(Instructions to follow):
Say how many lines of the material below contain the word "Precio", with no other words.

(Records to process):
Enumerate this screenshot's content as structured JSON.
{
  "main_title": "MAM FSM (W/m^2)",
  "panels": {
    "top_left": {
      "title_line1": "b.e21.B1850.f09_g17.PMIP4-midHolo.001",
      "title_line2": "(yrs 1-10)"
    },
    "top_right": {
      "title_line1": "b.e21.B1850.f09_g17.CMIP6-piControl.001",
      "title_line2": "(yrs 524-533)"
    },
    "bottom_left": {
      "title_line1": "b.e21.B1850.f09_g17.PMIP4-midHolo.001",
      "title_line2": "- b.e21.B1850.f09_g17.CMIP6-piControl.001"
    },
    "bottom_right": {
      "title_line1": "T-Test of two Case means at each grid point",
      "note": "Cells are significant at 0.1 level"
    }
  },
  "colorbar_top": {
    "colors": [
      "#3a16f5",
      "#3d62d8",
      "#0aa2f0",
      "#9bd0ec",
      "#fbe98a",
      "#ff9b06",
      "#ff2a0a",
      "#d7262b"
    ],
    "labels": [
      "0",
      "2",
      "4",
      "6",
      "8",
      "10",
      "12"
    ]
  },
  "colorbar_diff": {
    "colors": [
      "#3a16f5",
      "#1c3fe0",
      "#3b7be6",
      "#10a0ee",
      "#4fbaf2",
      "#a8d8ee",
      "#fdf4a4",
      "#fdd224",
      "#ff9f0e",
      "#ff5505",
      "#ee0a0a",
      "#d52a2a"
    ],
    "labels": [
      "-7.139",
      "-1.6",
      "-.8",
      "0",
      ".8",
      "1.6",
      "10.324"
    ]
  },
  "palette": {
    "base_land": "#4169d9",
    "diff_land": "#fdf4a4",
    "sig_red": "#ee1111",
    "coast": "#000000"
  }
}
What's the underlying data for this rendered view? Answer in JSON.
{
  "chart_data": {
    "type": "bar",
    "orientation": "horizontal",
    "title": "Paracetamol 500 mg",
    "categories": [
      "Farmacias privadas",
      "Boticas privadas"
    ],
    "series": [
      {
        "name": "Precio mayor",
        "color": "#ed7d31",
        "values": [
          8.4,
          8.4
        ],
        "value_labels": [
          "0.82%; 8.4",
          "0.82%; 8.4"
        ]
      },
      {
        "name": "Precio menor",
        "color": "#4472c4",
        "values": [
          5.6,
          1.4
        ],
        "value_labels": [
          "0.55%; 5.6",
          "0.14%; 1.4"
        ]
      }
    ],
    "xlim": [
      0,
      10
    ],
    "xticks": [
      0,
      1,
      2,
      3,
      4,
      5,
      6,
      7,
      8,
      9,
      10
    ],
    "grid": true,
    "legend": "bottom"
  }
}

(Exercise output):
2